Pull out each line of the data that includes the word "your".

== Records for the task

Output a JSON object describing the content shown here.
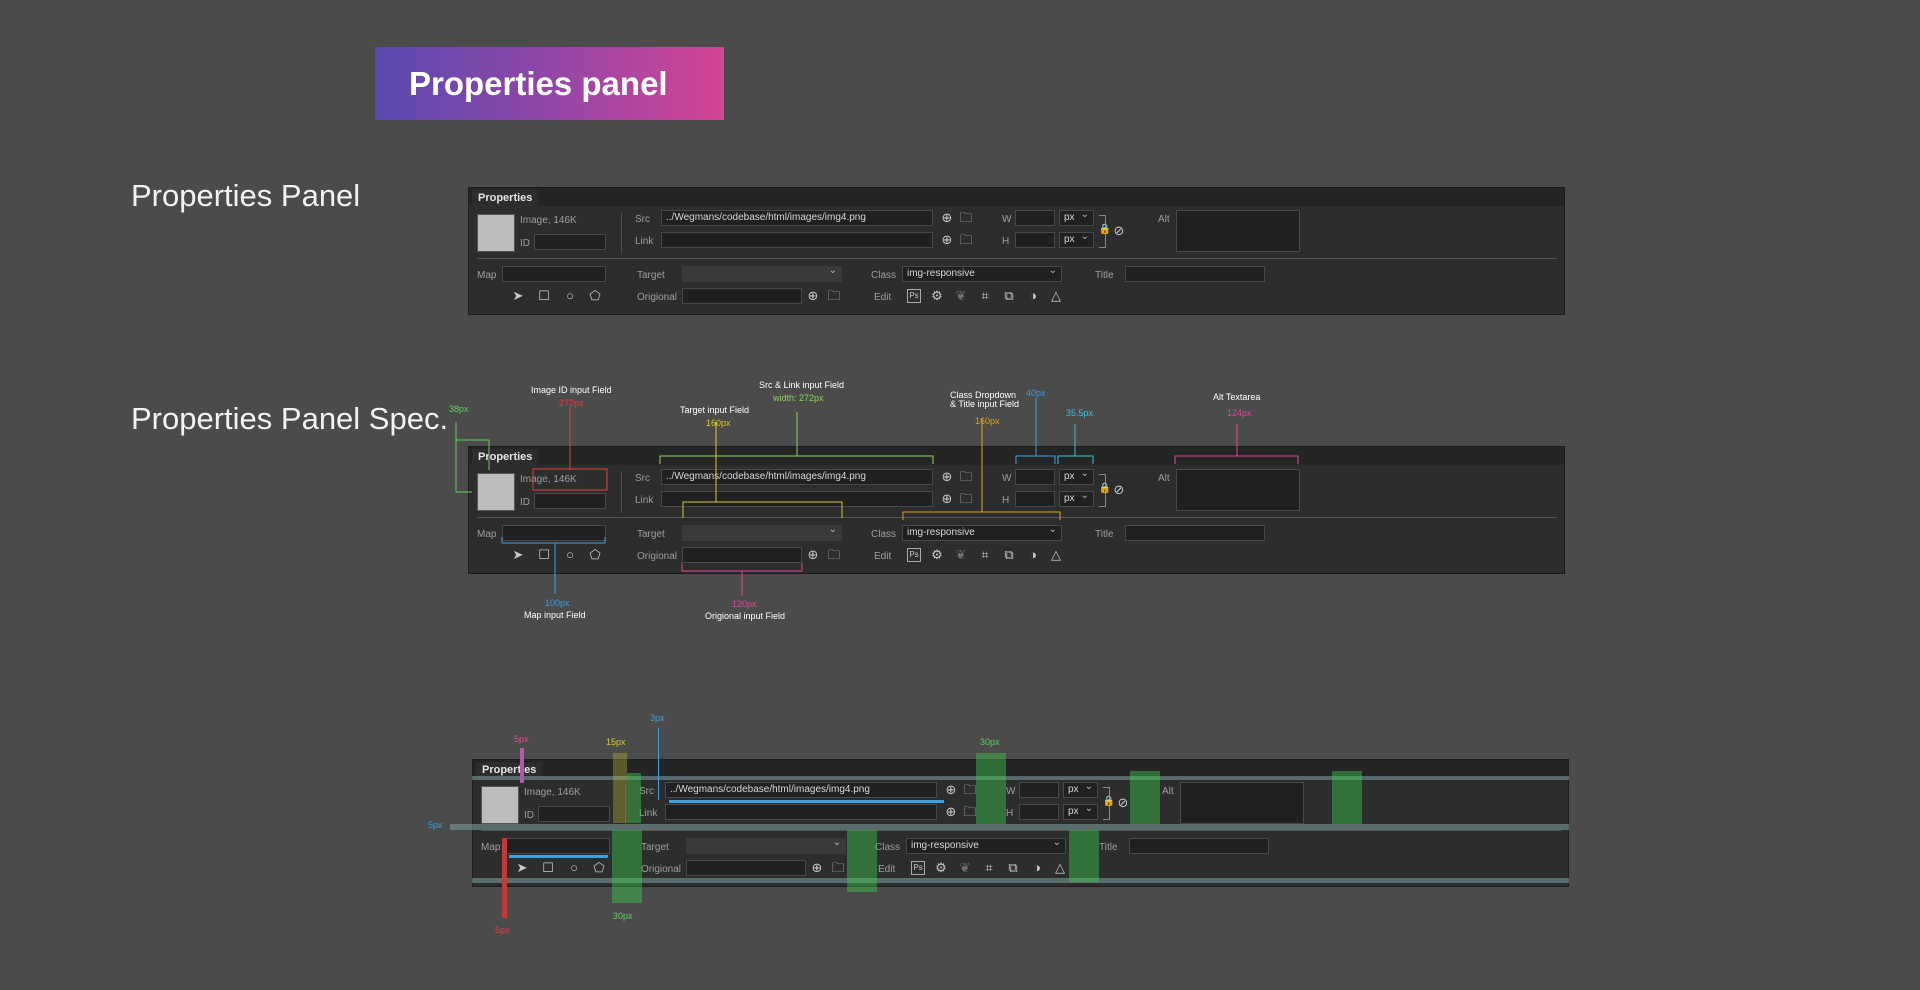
{
  "banner": {
    "title": "Properties panel"
  },
  "sections": {
    "panel": "Properties Panel",
    "spec": "Properties Panel Spec."
  },
  "panel": {
    "tab": "Properties",
    "image_info": "Image, 146K",
    "id_label": "ID",
    "src_label": "Src",
    "src_value": "../Wegmans/codebase/html/images/img4.png",
    "link_label": "Link",
    "w_label": "W",
    "h_label": "H",
    "unit": "px",
    "alt_label": "Alt",
    "map_label": "Map",
    "target_label": "Target",
    "original_label": "Origional",
    "class_label": "Class",
    "class_value": "img-responsive",
    "title_label": "Title",
    "edit_label": "Edit",
    "ps_label": "Ps",
    "icons": [
      "crosshair-icon",
      "folder-icon",
      "lock-icon",
      "no-icon",
      "pointer-icon",
      "rect-hotspot-icon",
      "circle-hotspot-icon",
      "polygon-hotspot-icon",
      "gear-icon",
      "optimize-icon",
      "crop-icon",
      "resample-icon",
      "brightness-icon",
      "sharpen-icon"
    ]
  },
  "spec_annotations": {
    "thumb_size": "38px",
    "image_id_title": "Image ID input Field",
    "image_id_size": "272px",
    "target_title": "Target input Field",
    "target_size": "160px",
    "src_link_title": "Src & Link input Field",
    "src_link_size": "width: 272px",
    "class_title_line1": "Class Dropdown",
    "class_title_line2": "& Title input Field",
    "class_title_size": "160px",
    "wh_size": "40px",
    "unit_size": "35.5px",
    "alt_title": "Alt Textarea",
    "alt_size": "124px",
    "map_size": "100px",
    "map_title": "Map input Field",
    "original_size": "120px",
    "original_title": "Origional input Field"
  },
  "spacing_annotations": {
    "gap_5a": "5px",
    "gap_15": "15px",
    "gap_3": "3px",
    "gap_30a": "30px",
    "row_gap": "5px",
    "gap_30b": "30px",
    "gap_5b": "5px"
  }
}
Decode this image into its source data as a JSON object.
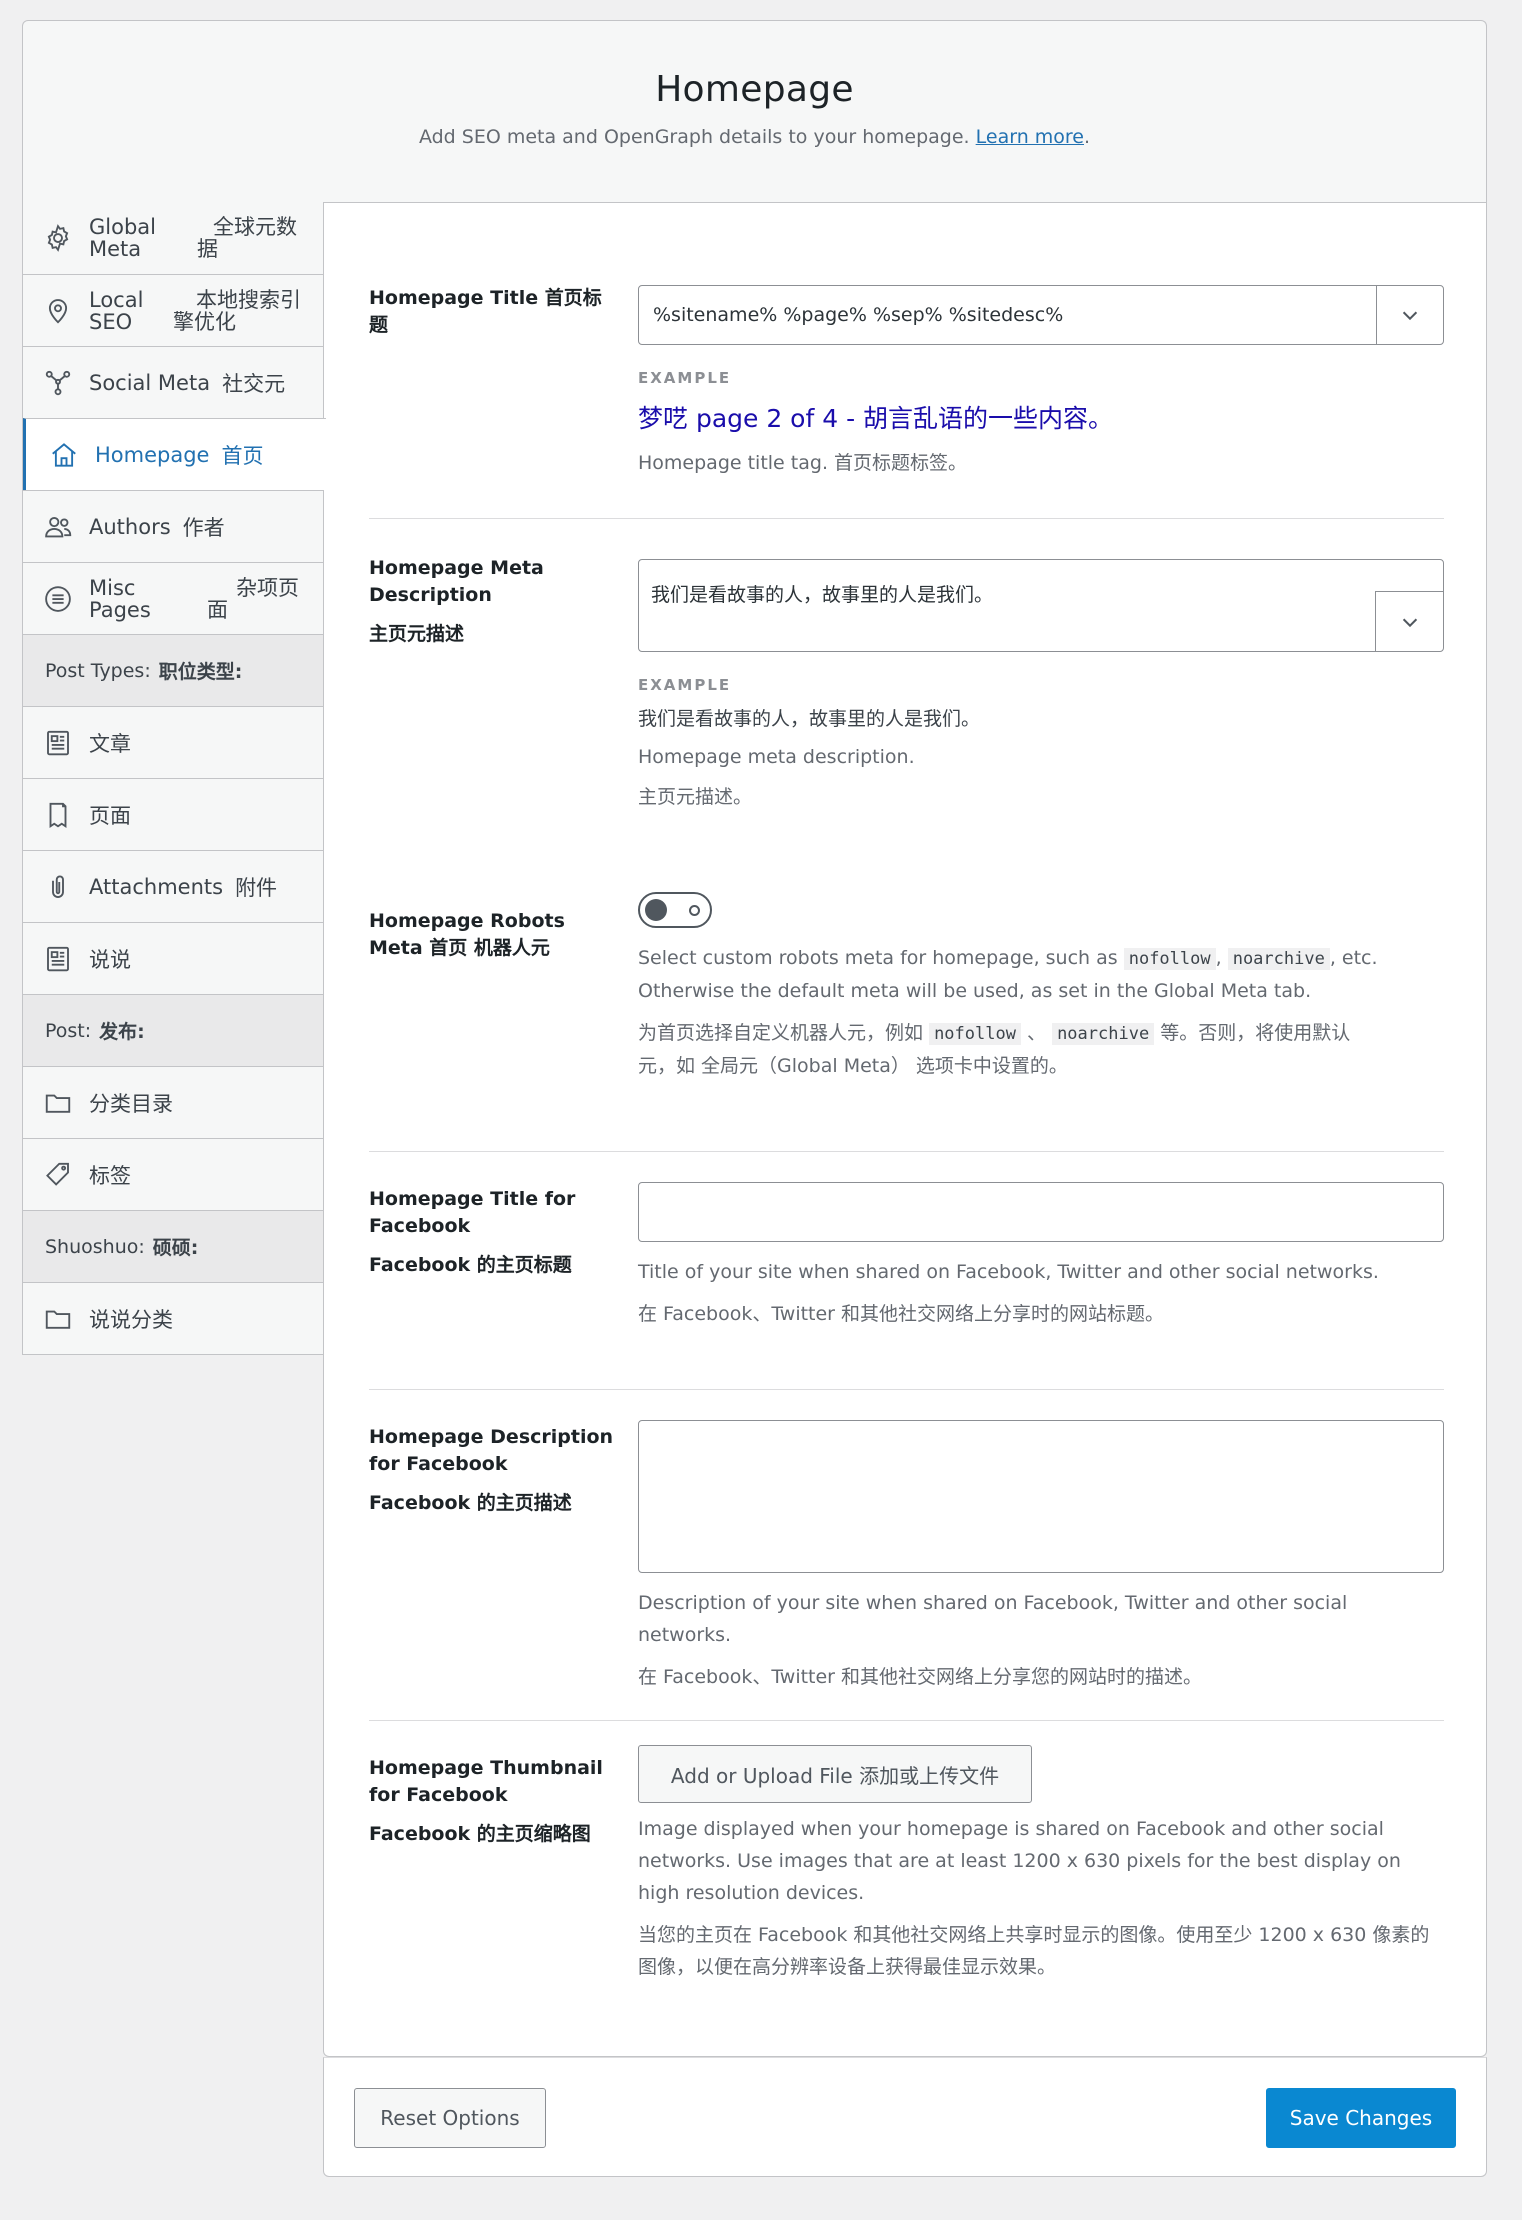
{
  "header": {
    "title": "Homepage",
    "subtitle": "Add SEO meta and OpenGraph details to your homepage.",
    "learn_more": "Learn more",
    "period": "."
  },
  "sidebar": {
    "items": [
      {
        "en": "Global Meta",
        "en1": "Global",
        "en2": "Meta",
        "zh1": "全球元数",
        "zh2": "据",
        "icon": "gear-icon"
      },
      {
        "en": "Local SEO",
        "en1": "Local",
        "en2": "SEO",
        "zh1": "本地搜索引",
        "zh2": "擎优化",
        "icon": "map-pin-icon"
      },
      {
        "en": "Social Meta",
        "zh": "社交元",
        "icon": "share-network-icon"
      },
      {
        "en": "Homepage",
        "zh": "首页",
        "icon": "home-icon"
      },
      {
        "en": "Authors",
        "zh": "作者",
        "icon": "users-icon"
      },
      {
        "en": "Misc Pages",
        "en1": "Misc",
        "en2": "Pages",
        "zh1": "杂项页",
        "zh2": "面",
        "icon": "circle-lines-icon"
      }
    ],
    "post_types": {
      "en": "Post Types:",
      "zh": "职位类型:"
    },
    "post_type_items": [
      {
        "label": "文章",
        "icon": "document-icon"
      },
      {
        "label": "页面",
        "icon": "page-icon"
      },
      {
        "en": "Attachments",
        "zh": "附件",
        "icon": "paperclip-icon"
      },
      {
        "label": "说说",
        "icon": "document-icon"
      }
    ],
    "post": {
      "en": "Post:",
      "zh": "发布:"
    },
    "post_items": [
      {
        "label": "分类目录",
        "icon": "folder-icon"
      },
      {
        "label": "标签",
        "icon": "tag-icon"
      }
    ],
    "shuoshuo": {
      "en": "Shuoshuo:",
      "zh": "硕硕:"
    },
    "shuoshuo_items": [
      {
        "label": "说说分类",
        "icon": "folder-icon"
      }
    ]
  },
  "fields": {
    "title": {
      "label": "Homepage Title 首页标题",
      "value": "%sitename% %page% %sep% %sitedesc%",
      "example_tag": "EXAMPLE",
      "example": "梦呓 page 2 of 4 - 胡言乱语的一些内容。",
      "help": "Homepage title tag. 首页标题标签。"
    },
    "meta_description": {
      "label": "Homepage Meta Description",
      "label_zh": "主页元描述",
      "value": "我们是看故事的人，故事里的人是我们。",
      "example_tag": "EXAMPLE",
      "example": "我们是看故事的人，故事里的人是我们。",
      "help": "Homepage meta description.",
      "help_zh": "主页元描述。"
    },
    "robots": {
      "label": "Homepage Robots Meta 首页 机器人元",
      "help_1": "Select custom robots meta for homepage, such as",
      "code_1": "nofollow",
      "sep_1": ",",
      "code_2": "noarchive",
      "help_2": ", etc.",
      "help_3": "Otherwise the default meta will be used, as set in the Global Meta tab.",
      "zh_1": "为首页选择自定义机器人元，例如",
      "zh_sep": "、",
      "zh_2": "等。否则，将使用默认",
      "zh_3": "元，如 全局元（Global Meta） 选项卡中设置的。"
    },
    "fb_title": {
      "label": "Homepage Title for Facebook",
      "label_zh": "Facebook 的主页标题",
      "help": "Title of your site when shared on Facebook, Twitter and other social networks.",
      "help_zh": "在 Facebook、Twitter 和其他社交网络上分享时的网站标题。"
    },
    "fb_description": {
      "label": "Homepage Description for Facebook",
      "label_zh": "Facebook 的主页描述",
      "help": "Description of your site when shared on Facebook, Twitter and other social networks.",
      "help_zh": "在 Facebook、Twitter 和其他社交网络上分享您的网站时的描述。"
    },
    "fb_thumbnail": {
      "label": "Homepage Thumbnail for Facebook",
      "label_zh": "Facebook 的主页缩略图",
      "button": "Add or Upload File 添加或上传文件",
      "help": "Image displayed when your homepage is shared on Facebook and other social networks. Use images that are at least 1200 x 630 pixels for the best display on high resolution devices.",
      "help_zh": "当您的主页在 Facebook 和其他社交网络上共享时显示的图像。使用至少 1200 x 630 像素的图像，以便在高分辨率设备上获得最佳显示效果。"
    }
  },
  "footer": {
    "reset": "Reset Options",
    "save": "Save Changes"
  },
  "colors": {
    "accent": "#2271b1",
    "primary_button": "#0a88d1",
    "example_link": "#1a0dab"
  }
}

====

[Expected output]
    "subtitle": "Add SEO meta and OpenGraph details to your homepage.",
      "help": "Title of your site when shared on Facebook, Twitter and other social networks.",
      "help": "Description of your site when shared on Facebook, Twitter and other social networks.",
      "help": "Image displayed when your homepage is shared on Facebook and other social networks. Use images that are at least 1200 x 630 pixels for the best display on high resolution devices.",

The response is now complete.